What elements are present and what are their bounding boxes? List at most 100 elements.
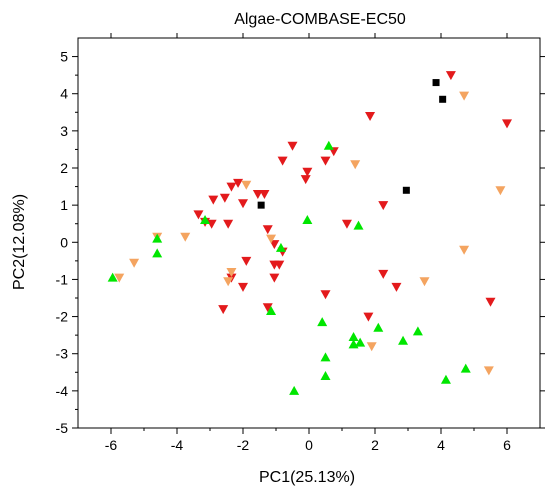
triangle-down-point xyxy=(483,366,494,376)
series-triangle-down xyxy=(193,71,512,322)
x-tick-label: -4 xyxy=(171,437,184,453)
triangle-down-point xyxy=(419,277,430,287)
triangle-up-point xyxy=(200,215,211,224)
triangle-up-point xyxy=(302,215,313,224)
x-tick-label: 6 xyxy=(503,437,511,453)
y-tick-label: 2 xyxy=(60,160,68,176)
square-point xyxy=(257,201,265,209)
triangle-down-point xyxy=(218,305,229,315)
triangle-down-point xyxy=(223,277,234,287)
y-tick-label: -5 xyxy=(56,420,69,436)
x-tick-label: 4 xyxy=(437,437,445,453)
triangle-down-point xyxy=(363,312,374,322)
y-tick-label: -2 xyxy=(56,309,69,325)
y-tick-label: -3 xyxy=(56,346,69,362)
y-tick-label: 1 xyxy=(60,197,68,213)
triangle-up-point xyxy=(355,337,366,347)
triangle-down-point xyxy=(320,290,331,300)
square-point xyxy=(439,95,447,103)
series-triangle-down xyxy=(114,91,506,376)
x-tick-label: 2 xyxy=(371,437,379,453)
triangle-down-point xyxy=(277,156,288,166)
triangle-down-point xyxy=(378,201,389,211)
triangle-down-point xyxy=(208,195,219,205)
triangle-up-point xyxy=(412,326,423,336)
triangle-down-point xyxy=(114,273,125,283)
triangle-down-point xyxy=(241,180,252,190)
y-tick-label: 4 xyxy=(60,86,68,102)
triangle-down-point xyxy=(193,210,204,220)
triangle-down-point xyxy=(320,156,331,166)
x-tick-label: -6 xyxy=(105,437,118,453)
triangle-up-point xyxy=(353,220,364,230)
square-point xyxy=(402,186,410,194)
y-tick-label: 5 xyxy=(60,49,68,65)
triangle-up-point xyxy=(323,140,334,150)
triangle-down-point xyxy=(495,186,506,196)
triangle-up-point xyxy=(348,339,359,349)
triangle-down-point xyxy=(287,141,298,151)
triangle-up-point xyxy=(460,363,471,373)
triangle-down-point xyxy=(300,175,311,185)
triangle-up-point xyxy=(398,335,409,345)
triangle-up-point xyxy=(373,322,384,332)
triangle-down-point xyxy=(502,119,512,129)
triangle-down-point xyxy=(259,190,270,199)
triangle-down-point xyxy=(206,219,217,229)
triangle-down-point xyxy=(252,190,263,199)
triangle-up-point xyxy=(266,306,277,315)
triangle-down-point xyxy=(219,193,230,203)
triangle-down-point xyxy=(445,71,456,81)
triangle-up-point xyxy=(152,233,163,243)
triangle-down-point xyxy=(269,273,280,283)
triangle-down-point xyxy=(129,258,140,268)
triangle-down-point xyxy=(378,269,389,279)
triangle-up-point xyxy=(289,385,300,395)
triangle-up-point xyxy=(152,248,163,258)
y-tick-label: -4 xyxy=(56,383,69,399)
plot-axes: -6 -4 -2 0 2 4 6 -5 -4 -3 -2 -1 0 1 2 3 4 5 xyxy=(56,33,545,453)
triangle-down-point xyxy=(302,167,313,177)
triangle-down-point xyxy=(238,199,248,209)
triangle-up-point xyxy=(440,374,451,384)
y-tick-label: 3 xyxy=(60,123,68,139)
triangle-down-point xyxy=(266,234,277,244)
triangle-down-point xyxy=(269,240,280,250)
triangle-up-point xyxy=(275,242,286,252)
plot-frame xyxy=(77,37,541,429)
y-axis-label: PC2(12.08%) xyxy=(11,194,28,290)
triangle-up-point xyxy=(317,317,328,327)
series-square xyxy=(257,79,447,209)
triangle-down-point xyxy=(238,282,248,292)
series-triangle-up xyxy=(107,140,471,395)
x-tick-label: 0 xyxy=(305,437,313,453)
triangle-down-point xyxy=(262,303,273,313)
triangle-down-point xyxy=(223,219,234,229)
x-tick-label: -2 xyxy=(237,437,250,453)
triangle-down-point xyxy=(233,178,244,188)
triangle-down-point xyxy=(226,268,237,277)
triangle-down-point xyxy=(459,91,470,101)
y-tick-label: -1 xyxy=(56,271,69,287)
square-point xyxy=(432,79,440,87)
triangle-up-point xyxy=(320,371,331,380)
chart-title: Algae-COMBASE-EC50 xyxy=(234,11,406,28)
triangle-down-point xyxy=(459,245,470,255)
y-tick-label: 0 xyxy=(60,234,68,250)
triangle-down-point xyxy=(226,182,237,192)
x-axis-label: PC1(25.13%) xyxy=(259,469,355,486)
triangle-down-point xyxy=(365,112,376,121)
triangle-down-point xyxy=(485,297,496,307)
triangle-down-point xyxy=(366,342,377,352)
data-points xyxy=(107,71,512,395)
triangle-down-point xyxy=(180,232,191,242)
triangle-down-point xyxy=(341,219,352,229)
triangle-down-point xyxy=(262,225,273,235)
triangle-up-point xyxy=(107,272,118,282)
triangle-down-point xyxy=(391,282,402,292)
triangle-down-point xyxy=(241,256,252,266)
triangle-up-point xyxy=(348,332,359,341)
triangle-down-point xyxy=(274,260,285,270)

○ ○ ○ ○ ○ ○ ○

▶ _EXERCISE GOAL_
Copy out every line of the items above word for word, leaving out the pictures.

▶ _RIGHT ANSWER_
What elements are present and what are their bounding boxes? List at most 100 elements.
triangle-down-point xyxy=(483,366,494,376)
series-triangle-down xyxy=(193,71,512,322)
x-tick-label: -4 xyxy=(171,437,184,453)
triangle-down-point xyxy=(419,277,430,287)
triangle-up-point xyxy=(200,215,211,224)
triangle-up-point xyxy=(302,215,313,224)
x-tick-label: 6 xyxy=(503,437,511,453)
y-tick-label: 2 xyxy=(60,160,68,176)
square-point xyxy=(257,201,265,209)
triangle-down-point xyxy=(218,305,229,315)
triangle-down-point xyxy=(223,277,234,287)
y-tick-label: -5 xyxy=(56,420,69,436)
x-tick-label: 4 xyxy=(437,437,445,453)
triangle-down-point xyxy=(363,312,374,322)
y-tick-label: -2 xyxy=(56,309,69,325)
y-tick-label: -3 xyxy=(56,346,69,362)
y-tick-label: 1 xyxy=(60,197,68,213)
triangle-up-point xyxy=(355,337,366,347)
triangle-down-point xyxy=(320,290,331,300)
square-point xyxy=(439,95,447,103)
series-triangle-down xyxy=(114,91,506,376)
x-tick-label: 2 xyxy=(371,437,379,453)
triangle-down-point xyxy=(277,156,288,166)
triangle-down-point xyxy=(378,201,389,211)
triangle-down-point xyxy=(208,195,219,205)
triangle-up-point xyxy=(412,326,423,336)
triangle-down-point xyxy=(114,273,125,283)
triangle-down-point xyxy=(241,180,252,190)
y-tick-label: 4 xyxy=(60,86,68,102)
triangle-down-point xyxy=(193,210,204,220)
triangle-down-point xyxy=(320,156,331,166)
x-tick-label: -6 xyxy=(105,437,118,453)
triangle-up-point xyxy=(353,220,364,230)
square-point xyxy=(402,186,410,194)
y-tick-label: 5 xyxy=(60,49,68,65)
triangle-up-point xyxy=(323,140,334,150)
triangle-down-point xyxy=(495,186,506,196)
triangle-up-point xyxy=(348,339,359,349)
triangle-down-point xyxy=(287,141,298,151)
triangle-up-point xyxy=(460,363,471,373)
triangle-down-point xyxy=(300,175,311,185)
triangle-up-point xyxy=(398,335,409,345)
triangle-up-point xyxy=(373,322,384,332)
triangle-down-point xyxy=(502,119,512,129)
triangle-down-point xyxy=(259,190,270,199)
triangle-down-point xyxy=(206,219,217,229)
triangle-down-point xyxy=(252,190,263,199)
triangle-up-point xyxy=(266,306,277,315)
triangle-down-point xyxy=(219,193,230,203)
triangle-down-point xyxy=(445,71,456,81)
triangle-up-point xyxy=(152,233,163,243)
triangle-down-point xyxy=(269,273,280,283)
triangle-down-point xyxy=(129,258,140,268)
triangle-down-point xyxy=(378,269,389,279)
triangle-up-point xyxy=(289,385,300,395)
triangle-up-point xyxy=(152,248,163,258)
y-tick-label: -4 xyxy=(56,383,69,399)
plot-axes: -6 -4 -2 0 2 4 6 -5 -4 -3 -2 -1 0 1 2 3 4 5 xyxy=(56,33,545,453)
triangle-down-point xyxy=(302,167,313,177)
triangle-down-point xyxy=(238,199,248,209)
triangle-up-point xyxy=(440,374,451,384)
y-tick-label: 3 xyxy=(60,123,68,139)
triangle-down-point xyxy=(266,234,277,244)
triangle-down-point xyxy=(269,240,280,250)
triangle-up-point xyxy=(275,242,286,252)
plot-frame xyxy=(77,37,541,429)
y-axis-label: PC2(12.08%) xyxy=(11,194,28,290)
triangle-up-point xyxy=(317,317,328,327)
series-square xyxy=(257,79,447,209)
triangle-down-point xyxy=(238,282,248,292)
series-triangle-up xyxy=(107,140,471,395)
x-tick-label: 0 xyxy=(305,437,313,453)
triangle-down-point xyxy=(262,303,273,313)
triangle-down-point xyxy=(223,219,234,229)
x-tick-label: -2 xyxy=(237,437,250,453)
triangle-down-point xyxy=(233,178,244,188)
triangle-down-point xyxy=(226,268,237,277)
triangle-down-point xyxy=(459,91,470,101)
y-tick-label: -1 xyxy=(56,271,69,287)
square-point xyxy=(432,79,440,87)
triangle-up-point xyxy=(320,371,331,380)
chart-title: Algae-COMBASE-EC50 xyxy=(234,11,406,28)
triangle-down-point xyxy=(459,245,470,255)
y-tick-label: 0 xyxy=(60,234,68,250)
triangle-down-point xyxy=(226,182,237,192)
x-axis-label: PC1(25.13%) xyxy=(259,469,355,486)
triangle-down-point xyxy=(365,112,376,121)
triangle-down-point xyxy=(485,297,496,307)
triangle-down-point xyxy=(366,342,377,352)
data-points xyxy=(107,71,512,395)
triangle-down-point xyxy=(180,232,191,242)
triangle-down-point xyxy=(341,219,352,229)
triangle-down-point xyxy=(262,225,273,235)
triangle-up-point xyxy=(107,272,118,282)
triangle-down-point xyxy=(391,282,402,292)
triangle-down-point xyxy=(241,256,252,266)
triangle-up-point xyxy=(348,332,359,341)
triangle-down-point xyxy=(274,260,285,270)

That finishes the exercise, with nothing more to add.